◆ **SUPPLIED MATERIAL**
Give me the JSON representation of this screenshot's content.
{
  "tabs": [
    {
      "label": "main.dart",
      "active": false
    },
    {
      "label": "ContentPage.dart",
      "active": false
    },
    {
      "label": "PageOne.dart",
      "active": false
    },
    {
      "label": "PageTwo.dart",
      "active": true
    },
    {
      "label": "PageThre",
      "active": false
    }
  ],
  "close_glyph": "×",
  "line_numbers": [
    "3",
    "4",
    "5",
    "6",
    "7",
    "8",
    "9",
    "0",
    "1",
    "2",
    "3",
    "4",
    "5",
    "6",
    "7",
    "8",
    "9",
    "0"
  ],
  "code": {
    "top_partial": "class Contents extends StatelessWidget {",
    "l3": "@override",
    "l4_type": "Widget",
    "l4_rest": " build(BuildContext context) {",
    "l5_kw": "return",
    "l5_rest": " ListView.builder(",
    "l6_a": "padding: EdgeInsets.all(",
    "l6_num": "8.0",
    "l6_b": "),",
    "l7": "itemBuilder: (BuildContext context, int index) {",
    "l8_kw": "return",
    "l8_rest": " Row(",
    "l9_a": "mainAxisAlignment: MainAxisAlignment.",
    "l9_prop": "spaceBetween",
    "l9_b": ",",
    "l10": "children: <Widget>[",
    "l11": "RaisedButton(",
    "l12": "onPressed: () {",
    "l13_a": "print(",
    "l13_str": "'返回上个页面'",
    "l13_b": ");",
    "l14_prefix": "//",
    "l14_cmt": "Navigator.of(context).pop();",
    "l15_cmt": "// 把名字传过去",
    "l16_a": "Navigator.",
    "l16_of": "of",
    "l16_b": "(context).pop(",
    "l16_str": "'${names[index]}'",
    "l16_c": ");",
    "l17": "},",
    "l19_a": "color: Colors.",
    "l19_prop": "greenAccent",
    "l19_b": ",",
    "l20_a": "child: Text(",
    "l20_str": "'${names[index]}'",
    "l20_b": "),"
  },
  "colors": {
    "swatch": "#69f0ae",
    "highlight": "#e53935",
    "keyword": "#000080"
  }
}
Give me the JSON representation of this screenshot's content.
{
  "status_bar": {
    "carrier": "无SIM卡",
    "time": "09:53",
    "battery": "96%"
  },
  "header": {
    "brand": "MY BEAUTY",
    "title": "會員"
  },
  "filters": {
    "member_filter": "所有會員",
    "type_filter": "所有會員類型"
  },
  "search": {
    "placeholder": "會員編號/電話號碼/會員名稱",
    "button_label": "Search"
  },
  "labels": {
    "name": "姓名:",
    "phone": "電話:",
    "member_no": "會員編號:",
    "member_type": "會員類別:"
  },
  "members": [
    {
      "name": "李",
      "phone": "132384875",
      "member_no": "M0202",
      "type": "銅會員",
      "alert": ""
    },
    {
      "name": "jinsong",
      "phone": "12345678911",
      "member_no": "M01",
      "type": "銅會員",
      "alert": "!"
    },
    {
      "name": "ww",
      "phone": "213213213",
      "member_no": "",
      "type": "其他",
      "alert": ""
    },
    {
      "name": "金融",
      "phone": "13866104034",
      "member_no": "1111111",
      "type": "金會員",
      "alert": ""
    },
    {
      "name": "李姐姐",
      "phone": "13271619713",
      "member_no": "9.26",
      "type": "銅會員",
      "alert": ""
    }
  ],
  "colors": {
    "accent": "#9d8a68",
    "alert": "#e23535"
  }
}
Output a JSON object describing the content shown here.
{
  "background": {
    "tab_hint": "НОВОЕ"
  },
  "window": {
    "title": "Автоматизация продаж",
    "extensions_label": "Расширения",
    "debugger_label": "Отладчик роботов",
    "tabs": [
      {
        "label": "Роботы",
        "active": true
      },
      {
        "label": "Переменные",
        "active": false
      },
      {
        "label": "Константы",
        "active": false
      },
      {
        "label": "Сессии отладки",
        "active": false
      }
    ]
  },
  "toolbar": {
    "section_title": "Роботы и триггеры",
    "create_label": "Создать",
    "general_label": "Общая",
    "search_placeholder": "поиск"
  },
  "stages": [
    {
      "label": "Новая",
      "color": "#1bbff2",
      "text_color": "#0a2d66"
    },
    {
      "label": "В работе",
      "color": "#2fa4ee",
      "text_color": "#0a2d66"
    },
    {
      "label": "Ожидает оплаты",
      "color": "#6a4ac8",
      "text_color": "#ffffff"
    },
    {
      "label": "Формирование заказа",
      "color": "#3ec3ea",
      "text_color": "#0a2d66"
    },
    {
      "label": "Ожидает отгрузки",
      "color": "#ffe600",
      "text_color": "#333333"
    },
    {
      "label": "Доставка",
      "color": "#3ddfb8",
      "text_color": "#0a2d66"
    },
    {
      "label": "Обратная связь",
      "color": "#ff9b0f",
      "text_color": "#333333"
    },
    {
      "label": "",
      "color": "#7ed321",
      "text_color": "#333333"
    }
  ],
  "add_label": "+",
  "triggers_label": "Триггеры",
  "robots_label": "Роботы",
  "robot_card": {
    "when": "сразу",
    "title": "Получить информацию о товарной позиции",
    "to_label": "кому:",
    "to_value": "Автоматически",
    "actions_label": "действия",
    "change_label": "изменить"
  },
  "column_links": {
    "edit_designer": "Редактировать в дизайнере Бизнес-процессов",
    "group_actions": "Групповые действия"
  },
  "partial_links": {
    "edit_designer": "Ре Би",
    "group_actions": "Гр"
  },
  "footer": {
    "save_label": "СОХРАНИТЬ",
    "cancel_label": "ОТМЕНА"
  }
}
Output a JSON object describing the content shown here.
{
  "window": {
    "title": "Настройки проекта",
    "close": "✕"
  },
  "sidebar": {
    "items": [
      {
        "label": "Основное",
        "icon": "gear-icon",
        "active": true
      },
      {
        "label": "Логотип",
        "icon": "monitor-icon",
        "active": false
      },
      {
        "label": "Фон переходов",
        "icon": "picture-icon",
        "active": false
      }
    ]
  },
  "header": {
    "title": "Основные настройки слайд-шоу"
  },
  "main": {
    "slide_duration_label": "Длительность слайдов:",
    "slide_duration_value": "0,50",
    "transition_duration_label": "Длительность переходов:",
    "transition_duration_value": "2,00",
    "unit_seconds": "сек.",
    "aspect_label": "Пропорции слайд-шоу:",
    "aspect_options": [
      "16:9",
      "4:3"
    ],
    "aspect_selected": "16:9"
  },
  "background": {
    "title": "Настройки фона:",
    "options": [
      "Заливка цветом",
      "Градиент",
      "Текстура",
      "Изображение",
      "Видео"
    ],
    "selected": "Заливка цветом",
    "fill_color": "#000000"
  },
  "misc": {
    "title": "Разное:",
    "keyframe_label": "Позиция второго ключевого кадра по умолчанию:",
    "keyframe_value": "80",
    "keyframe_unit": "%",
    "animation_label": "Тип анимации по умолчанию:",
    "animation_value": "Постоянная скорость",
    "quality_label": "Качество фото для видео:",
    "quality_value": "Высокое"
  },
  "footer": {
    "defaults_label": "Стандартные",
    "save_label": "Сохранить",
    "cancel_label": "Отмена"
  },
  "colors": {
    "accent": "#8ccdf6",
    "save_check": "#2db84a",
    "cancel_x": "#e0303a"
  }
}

◆ **EXERCISE**
Restate the whole of the material exactly.

◆ **EXERCISE ANSWER**
Give me the JSON representation of this screenshot's content.
{
  "tabs": [
    {
      "label": "main.dart",
      "active": false
    },
    {
      "label": "ContentPage.dart",
      "active": false
    },
    {
      "label": "PageOne.dart",
      "active": false
    },
    {
      "label": "PageTwo.dart",
      "active": true
    },
    {
      "label": "PageThre",
      "active": false
    }
  ],
  "close_glyph": "×",
  "line_numbers": [
    "3",
    "4",
    "5",
    "6",
    "7",
    "8",
    "9",
    "0",
    "1",
    "2",
    "3",
    "4",
    "5",
    "6",
    "7",
    "8",
    "9",
    "0"
  ],
  "code": {
    "top_partial": "class Contents extends StatelessWidget {",
    "l3": "@override",
    "l4_type": "Widget",
    "l4_rest": " build(BuildContext context) {",
    "l5_kw": "return",
    "l5_rest": " ListView.builder(",
    "l6_a": "padding: EdgeInsets.all(",
    "l6_num": "8.0",
    "l6_b": "),",
    "l7": "itemBuilder: (BuildContext context, int index) {",
    "l8_kw": "return",
    "l8_rest": " Row(",
    "l9_a": "mainAxisAlignment: MainAxisAlignment.",
    "l9_prop": "spaceBetween",
    "l9_b": ",",
    "l10": "children: <Widget>[",
    "l11": "RaisedButton(",
    "l12": "onPressed: () {",
    "l13_a": "print(",
    "l13_str": "'返回上个页面'",
    "l13_b": ");",
    "l14_prefix": "//",
    "l14_cmt": "Navigator.of(context).pop();",
    "l15_cmt": "// 把名字传过去",
    "l16_a": "Navigator.",
    "l16_of": "of",
    "l16_b": "(context).pop(",
    "l16_str": "'${names[index]}'",
    "l16_c": ");",
    "l17": "},",
    "l19_a": "color: Colors.",
    "l19_prop": "greenAccent",
    "l19_b": ",",
    "l20_a": "child: Text(",
    "l20_str": "'${names[index]}'",
    "l20_b": "),"
  },
  "colors": {
    "swatch": "#69f0ae",
    "highlight": "#e53935",
    "keyword": "#000080"
  }
}
Give me the JSON representation of this screenshot's content.
{
  "status_bar": {
    "carrier": "无SIM卡",
    "time": "09:53",
    "battery": "96%"
  },
  "header": {
    "brand": "MY BEAUTY",
    "title": "會員"
  },
  "filters": {
    "member_filter": "所有會員",
    "type_filter": "所有會員類型"
  },
  "search": {
    "placeholder": "會員編號/電話號碼/會員名稱",
    "button_label": "Search"
  },
  "labels": {
    "name": "姓名:",
    "phone": "電話:",
    "member_no": "會員編號:",
    "member_type": "會員類別:"
  },
  "members": [
    {
      "name": "李",
      "phone": "132384875",
      "member_no": "M0202",
      "type": "銅會員",
      "alert": ""
    },
    {
      "name": "jinsong",
      "phone": "12345678911",
      "member_no": "M01",
      "type": "銅會員",
      "alert": "!"
    },
    {
      "name": "ww",
      "phone": "213213213",
      "member_no": "",
      "type": "其他",
      "alert": ""
    },
    {
      "name": "金融",
      "phone": "13866104034",
      "member_no": "1111111",
      "type": "金會員",
      "alert": ""
    },
    {
      "name": "李姐姐",
      "phone": "13271619713",
      "member_no": "9.26",
      "type": "銅會員",
      "alert": ""
    }
  ],
  "colors": {
    "accent": "#9d8a68",
    "alert": "#e23535"
  }
}
Output a JSON object describing the content shown here.
{
  "background": {
    "tab_hint": "НОВОЕ"
  },
  "window": {
    "title": "Автоматизация продаж",
    "extensions_label": "Расширения",
    "debugger_label": "Отладчик роботов",
    "tabs": [
      {
        "label": "Роботы",
        "active": true
      },
      {
        "label": "Переменные",
        "active": false
      },
      {
        "label": "Константы",
        "active": false
      },
      {
        "label": "Сессии отладки",
        "active": false
      }
    ]
  },
  "toolbar": {
    "section_title": "Роботы и триггеры",
    "create_label": "Создать",
    "general_label": "Общая",
    "search_placeholder": "поиск"
  },
  "stages": [
    {
      "label": "Новая",
      "color": "#1bbff2",
      "text_color": "#0a2d66"
    },
    {
      "label": "В работе",
      "color": "#2fa4ee",
      "text_color": "#0a2d66"
    },
    {
      "label": "Ожидает оплаты",
      "color": "#6a4ac8",
      "text_color": "#ffffff"
    },
    {
      "label": "Формирование заказа",
      "color": "#3ec3ea",
      "text_color": "#0a2d66"
    },
    {
      "label": "Ожидает отгрузки",
      "color": "#ffe600",
      "text_color": "#333333"
    },
    {
      "label": "Доставка",
      "color": "#3ddfb8",
      "text_color": "#0a2d66"
    },
    {
      "label": "Обратная связь",
      "color": "#ff9b0f",
      "text_color": "#333333"
    },
    {
      "label": "",
      "color": "#7ed321",
      "text_color": "#333333"
    }
  ],
  "add_label": "+",
  "triggers_label": "Триггеры",
  "robots_label": "Роботы",
  "robot_card": {
    "when": "сразу",
    "title": "Получить информацию о товарной позиции",
    "to_label": "кому:",
    "to_value": "Автоматически",
    "actions_label": "действия",
    "change_label": "изменить"
  },
  "column_links": {
    "edit_designer": "Редактировать в дизайнере Бизнес-процессов",
    "group_actions": "Групповые действия"
  },
  "partial_links": {
    "edit_designer": "Ре Би",
    "group_actions": "Гр"
  },
  "footer": {
    "save_label": "СОХРАНИТЬ",
    "cancel_label": "ОТМЕНА"
  }
}
Output a JSON object describing the content shown here.
{
  "window": {
    "title": "Настройки проекта",
    "close": "✕"
  },
  "sidebar": {
    "items": [
      {
        "label": "Основное",
        "icon": "gear-icon",
        "active": true
      },
      {
        "label": "Логотип",
        "icon": "monitor-icon",
        "active": false
      },
      {
        "label": "Фон переходов",
        "icon": "picture-icon",
        "active": false
      }
    ]
  },
  "header": {
    "title": "Основные настройки слайд-шоу"
  },
  "main": {
    "slide_duration_label": "Длительность слайдов:",
    "slide_duration_value": "0,50",
    "transition_duration_label": "Длительность переходов:",
    "transition_duration_value": "2,00",
    "unit_seconds": "сек.",
    "aspect_label": "Пропорции слайд-шоу:",
    "aspect_options": [
      "16:9",
      "4:3"
    ],
    "aspect_selected": "16:9"
  },
  "background": {
    "title": "Настройки фона:",
    "options": [
      "Заливка цветом",
      "Градиент",
      "Текстура",
      "Изображение",
      "Видео"
    ],
    "selected": "Заливка цветом",
    "fill_color": "#000000"
  },
  "misc": {
    "title": "Разное:",
    "keyframe_label": "Позиция второго ключевого кадра по умолчанию:",
    "keyframe_value": "80",
    "keyframe_unit": "%",
    "animation_label": "Тип анимации по умолчанию:",
    "animation_value": "Постоянная скорость",
    "quality_label": "Качество фото для видео:",
    "quality_value": "Высокое"
  },
  "footer": {
    "defaults_label": "Стандартные",
    "save_label": "Сохранить",
    "cancel_label": "Отмена"
  },
  "colors": {
    "accent": "#8ccdf6",
    "save_check": "#2db84a",
    "cancel_x": "#e0303a"
  }
}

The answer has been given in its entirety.